-- start Given data --

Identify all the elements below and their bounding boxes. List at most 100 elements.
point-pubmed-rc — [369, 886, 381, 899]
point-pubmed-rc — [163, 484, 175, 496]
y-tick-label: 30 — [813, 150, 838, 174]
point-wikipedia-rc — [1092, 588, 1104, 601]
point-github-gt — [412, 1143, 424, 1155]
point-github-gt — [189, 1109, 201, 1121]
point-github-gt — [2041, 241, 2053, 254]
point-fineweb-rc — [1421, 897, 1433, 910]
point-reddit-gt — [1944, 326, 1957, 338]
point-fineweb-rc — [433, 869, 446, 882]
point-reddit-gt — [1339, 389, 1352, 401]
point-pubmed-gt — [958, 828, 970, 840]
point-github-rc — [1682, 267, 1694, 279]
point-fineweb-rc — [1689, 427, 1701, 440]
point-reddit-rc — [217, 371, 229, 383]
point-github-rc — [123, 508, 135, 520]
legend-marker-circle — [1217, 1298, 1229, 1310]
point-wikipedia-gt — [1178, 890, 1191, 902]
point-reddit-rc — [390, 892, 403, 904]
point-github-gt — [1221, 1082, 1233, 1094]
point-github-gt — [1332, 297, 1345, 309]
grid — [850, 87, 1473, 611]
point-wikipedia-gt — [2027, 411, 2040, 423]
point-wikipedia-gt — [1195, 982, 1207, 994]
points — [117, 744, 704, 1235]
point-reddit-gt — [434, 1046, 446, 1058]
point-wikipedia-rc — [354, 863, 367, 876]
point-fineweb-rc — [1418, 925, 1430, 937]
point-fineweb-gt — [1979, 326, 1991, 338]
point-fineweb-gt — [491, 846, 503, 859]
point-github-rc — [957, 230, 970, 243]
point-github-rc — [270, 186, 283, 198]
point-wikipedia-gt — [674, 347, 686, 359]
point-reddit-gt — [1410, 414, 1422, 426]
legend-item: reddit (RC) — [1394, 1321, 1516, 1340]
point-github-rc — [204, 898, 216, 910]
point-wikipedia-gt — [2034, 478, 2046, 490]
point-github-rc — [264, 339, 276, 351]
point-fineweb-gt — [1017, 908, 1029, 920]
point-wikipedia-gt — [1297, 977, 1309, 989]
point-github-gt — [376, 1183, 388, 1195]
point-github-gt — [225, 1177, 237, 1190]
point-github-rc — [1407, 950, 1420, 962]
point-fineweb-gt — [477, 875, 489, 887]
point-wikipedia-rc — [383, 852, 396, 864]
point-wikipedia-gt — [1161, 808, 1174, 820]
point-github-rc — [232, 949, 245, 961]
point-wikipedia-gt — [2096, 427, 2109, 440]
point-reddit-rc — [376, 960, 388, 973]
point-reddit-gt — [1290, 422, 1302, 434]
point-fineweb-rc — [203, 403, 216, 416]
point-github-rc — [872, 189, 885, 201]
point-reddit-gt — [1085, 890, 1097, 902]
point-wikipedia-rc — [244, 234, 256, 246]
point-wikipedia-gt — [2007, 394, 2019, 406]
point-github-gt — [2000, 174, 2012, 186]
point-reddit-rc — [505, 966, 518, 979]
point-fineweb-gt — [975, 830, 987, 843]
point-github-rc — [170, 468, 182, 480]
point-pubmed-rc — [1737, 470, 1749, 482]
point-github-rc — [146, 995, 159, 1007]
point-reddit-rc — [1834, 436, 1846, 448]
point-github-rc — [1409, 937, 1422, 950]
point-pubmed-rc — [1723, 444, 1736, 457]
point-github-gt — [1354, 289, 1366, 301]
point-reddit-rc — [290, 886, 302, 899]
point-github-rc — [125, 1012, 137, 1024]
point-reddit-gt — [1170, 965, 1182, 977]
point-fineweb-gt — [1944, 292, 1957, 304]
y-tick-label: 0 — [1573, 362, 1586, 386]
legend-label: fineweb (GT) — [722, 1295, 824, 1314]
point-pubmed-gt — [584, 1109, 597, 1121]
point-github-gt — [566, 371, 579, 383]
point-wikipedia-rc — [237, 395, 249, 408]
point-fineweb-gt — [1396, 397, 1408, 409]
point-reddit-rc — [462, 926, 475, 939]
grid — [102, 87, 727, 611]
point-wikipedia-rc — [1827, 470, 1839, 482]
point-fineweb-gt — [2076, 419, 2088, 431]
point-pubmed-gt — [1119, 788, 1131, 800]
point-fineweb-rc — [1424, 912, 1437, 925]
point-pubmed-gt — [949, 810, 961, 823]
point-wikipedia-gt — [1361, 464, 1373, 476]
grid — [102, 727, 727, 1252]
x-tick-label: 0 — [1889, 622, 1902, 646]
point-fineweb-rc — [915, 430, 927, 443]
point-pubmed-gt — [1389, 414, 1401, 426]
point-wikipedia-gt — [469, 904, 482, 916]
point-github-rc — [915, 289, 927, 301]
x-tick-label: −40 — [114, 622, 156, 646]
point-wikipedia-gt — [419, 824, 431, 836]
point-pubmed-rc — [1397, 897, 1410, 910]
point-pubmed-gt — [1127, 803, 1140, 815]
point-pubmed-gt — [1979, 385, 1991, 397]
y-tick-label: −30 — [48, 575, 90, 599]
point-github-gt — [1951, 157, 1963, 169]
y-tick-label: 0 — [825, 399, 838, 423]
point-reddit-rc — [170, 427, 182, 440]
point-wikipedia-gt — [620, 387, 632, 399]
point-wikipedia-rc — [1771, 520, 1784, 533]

-- end Given data --

• [Written task]:
Starting at the first line of the listing above and ending after the line that contains "point-fineweb-rc — [1418, 925, 1430, 937]", render those lines as a JSON array of strings, one string per line, skipping blank lines.

• [Answer to the problem]:
[
  "Identify all the elements below and their bounding boxes. List at most 100 elements.",
  "point-pubmed-rc — [369, 886, 381, 899]",
  "point-pubmed-rc — [163, 484, 175, 496]",
  "y-tick-label: 30 — [813, 150, 838, 174]",
  "point-wikipedia-rc — [1092, 588, 1104, 601]",
  "point-github-gt — [412, 1143, 424, 1155]",
  "point-github-gt — [189, 1109, 201, 1121]",
  "point-github-gt — [2041, 241, 2053, 254]",
  "point-fineweb-rc — [1421, 897, 1433, 910]",
  "point-reddit-gt — [1944, 326, 1957, 338]",
  "point-fineweb-rc — [433, 869, 446, 882]",
  "point-reddit-gt — [1339, 389, 1352, 401]",
  "point-pubmed-gt — [958, 828, 970, 840]",
  "point-github-rc — [1682, 267, 1694, 279]",
  "point-fineweb-rc — [1689, 427, 1701, 440]",
  "point-reddit-rc — [217, 371, 229, 383]",
  "point-github-rc — [123, 508, 135, 520]",
  "legend-marker-circle — [1217, 1298, 1229, 1310]",
  "point-wikipedia-gt — [1178, 890, 1191, 902]",
  "point-reddit-rc — [390, 892, 403, 904]",
  "point-github-gt — [1221, 1082, 1233, 1094]",
  "point-github-gt — [1332, 297, 1345, 309]",
  "grid — [850, 87, 1473, 611]",
  "point-wikipedia-gt — [2027, 411, 2040, 423]",
  "point-wikipedia-gt — [1195, 982, 1207, 994]",
  "points — [117, 744, 704, 1235]",
  "point-reddit-gt — [434, 1046, 446, 1058]",
  "point-wikipedia-rc — [354, 863, 367, 876]",
  "point-fineweb-rc — [1418, 925, 1430, 937]"
]